--- Prompt ---
Set every record down verbatim and omit the pictures.

--*--

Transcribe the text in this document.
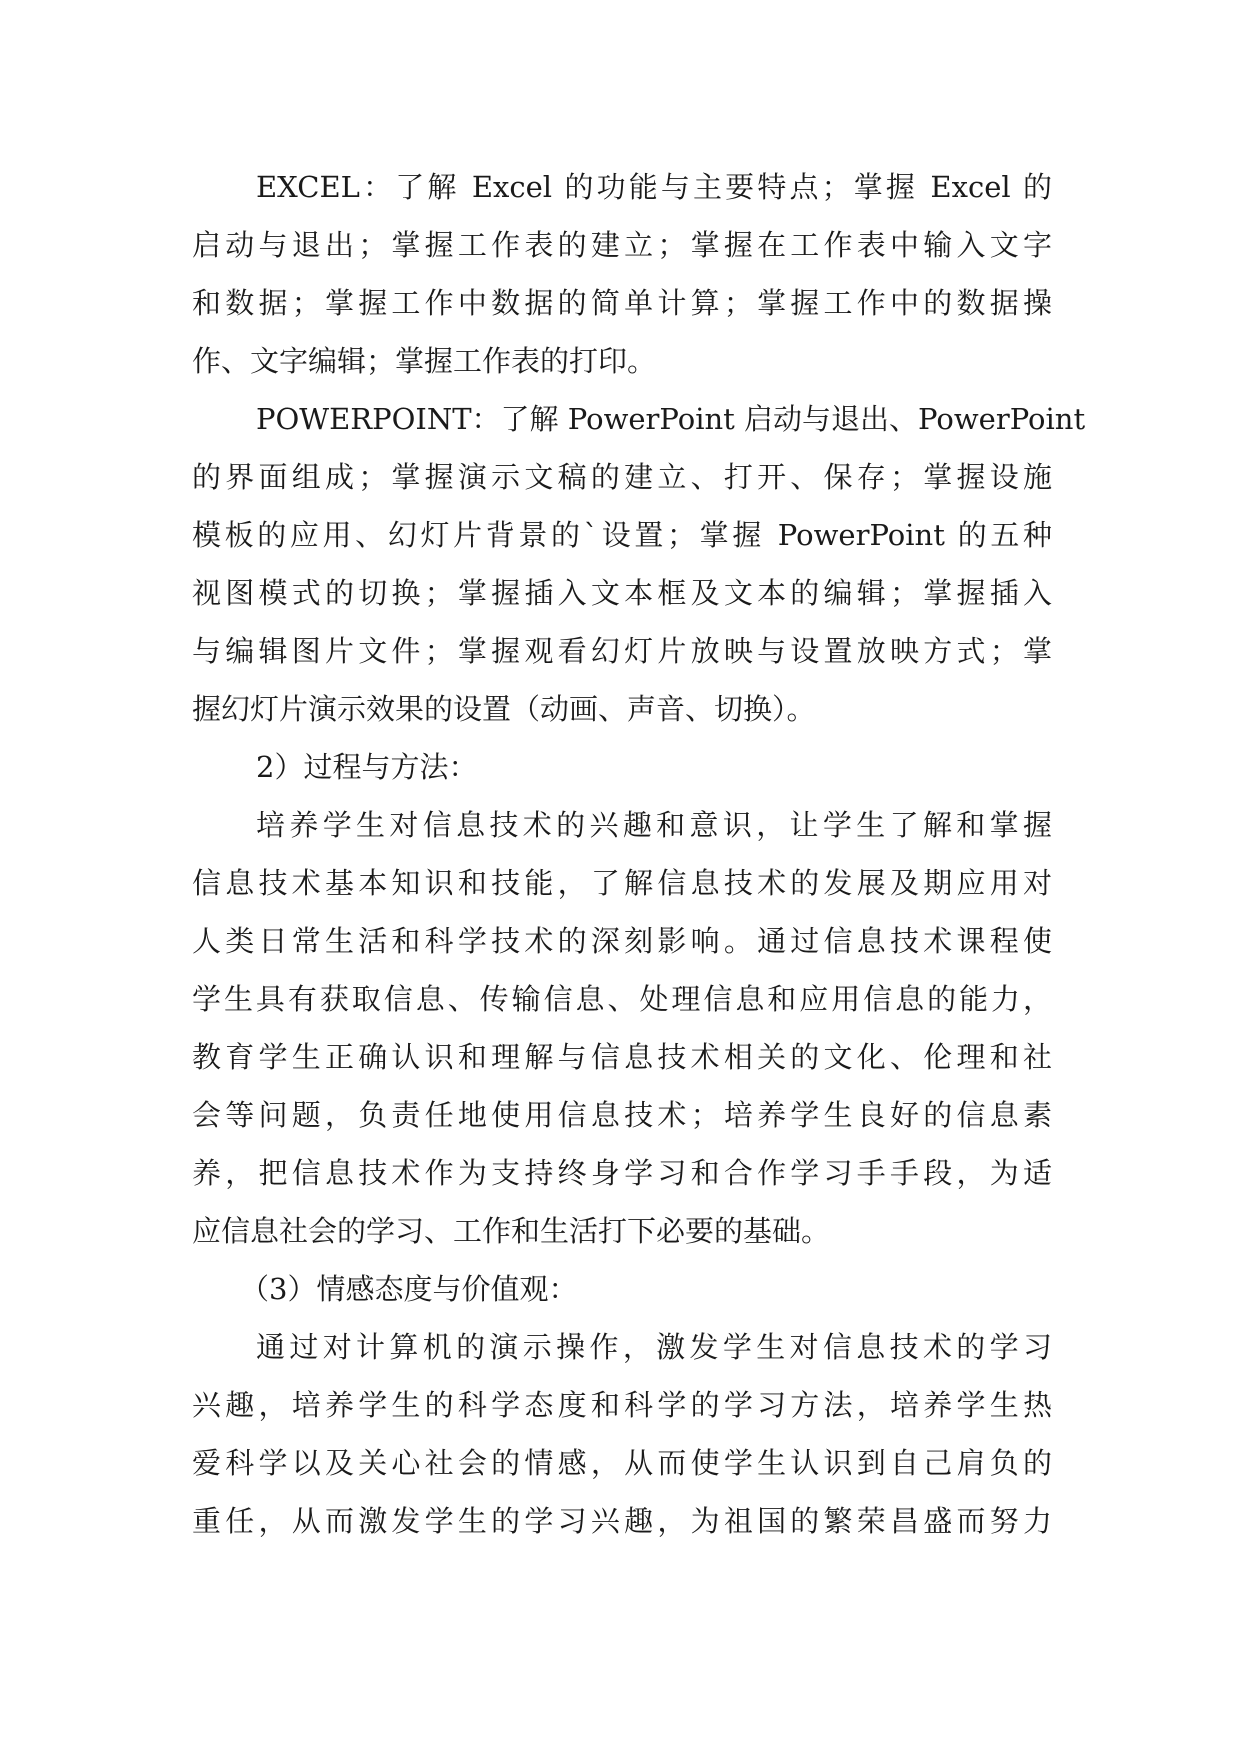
EXCEL：了解 Excel 的功能与主要特点；掌握 Excel 的
启动与退出；掌握工作表的建立；掌握在工作表中输入文字
和数据；掌握工作中数据的简单计算；掌握工作中的数据操
作、文字编辑；掌握工作表的打印。
POWERPOINT：了解 PowerPoint 启动与退出、PowerPoint
的界面组成；掌握演示文稿的建立、打开、保存；掌握设施
模板的应用、幻灯片背景的`设置；掌握 PowerPoint 的五种
视图模式的切换；掌握插入文本框及文本的编辑；掌握插入
与编辑图片文件；掌握观看幻灯片放映与设置放映方式；掌
握幻灯片演示效果的设置（动画、声音、切换）。
2）过程与方法：
培养学生对信息技术的兴趣和意识，让学生了解和掌握
信息技术基本知识和技能，了解信息技术的发展及期应用对
人类日常生活和科学技术的深刻影响。通过信息技术课程使
学生具有获取信息、传输信息、处理信息和应用信息的能力，
教育学生正确认识和理解与信息技术相关的文化、伦理和社
会等问题，负责任地使用信息技术；培养学生良好的信息素
养，把信息技术作为支持终身学习和合作学习手手段，为适
应信息社会的学习、工作和生活打下必要的基础。
（3）情感态度与价值观：
通过对计算机的演示操作，激发学生对信息技术的学习
兴趣，培养学生的科学态度和科学的学习方法，培养学生热
爱科学以及关心社会的情感，从而使学生认识到自己肩负的
重任，从而激发学生的学习兴趣，为祖国的繁荣昌盛而努力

--*--

--- Worked solution ---
Transcribe the text in this document.
EXCEL：了解 Excel 的功能与主要特点；掌握 Excel 的
启动与退出；掌握工作表的建立；掌握在工作表中输入文字
和数据；掌握工作中数据的简单计算；掌握工作中的数据操
作、文字编辑；掌握工作表的打印。
POWERPOINT：了解 PowerPoint 启动与退出、PowerPoint
的界面组成；掌握演示文稿的建立、打开、保存；掌握设施
模板的应用、幻灯片背景的`设置；掌握 PowerPoint 的五种
视图模式的切换；掌握插入文本框及文本的编辑；掌握插入
与编辑图片文件；掌握观看幻灯片放映与设置放映方式；掌
握幻灯片演示效果的设置（动画、声音、切换）。
2）过程与方法：
培养学生对信息技术的兴趣和意识，让学生了解和掌握
信息技术基本知识和技能，了解信息技术的发展及期应用对
人类日常生活和科学技术的深刻影响。通过信息技术课程使
学生具有获取信息、传输信息、处理信息和应用信息的能力，
教育学生正确认识和理解与信息技术相关的文化、伦理和社
会等问题，负责任地使用信息技术；培养学生良好的信息素
养，把信息技术作为支持终身学习和合作学习手手段，为适
应信息社会的学习、工作和生活打下必要的基础。
（3）情感态度与价值观：
通过对计算机的演示操作，激发学生对信息技术的学习
兴趣，培养学生的科学态度和科学的学习方法，培养学生热
爱科学以及关心社会的情感，从而使学生认识到自己肩负的
重任，从而激发学生的学习兴趣，为祖国的繁荣昌盛而努力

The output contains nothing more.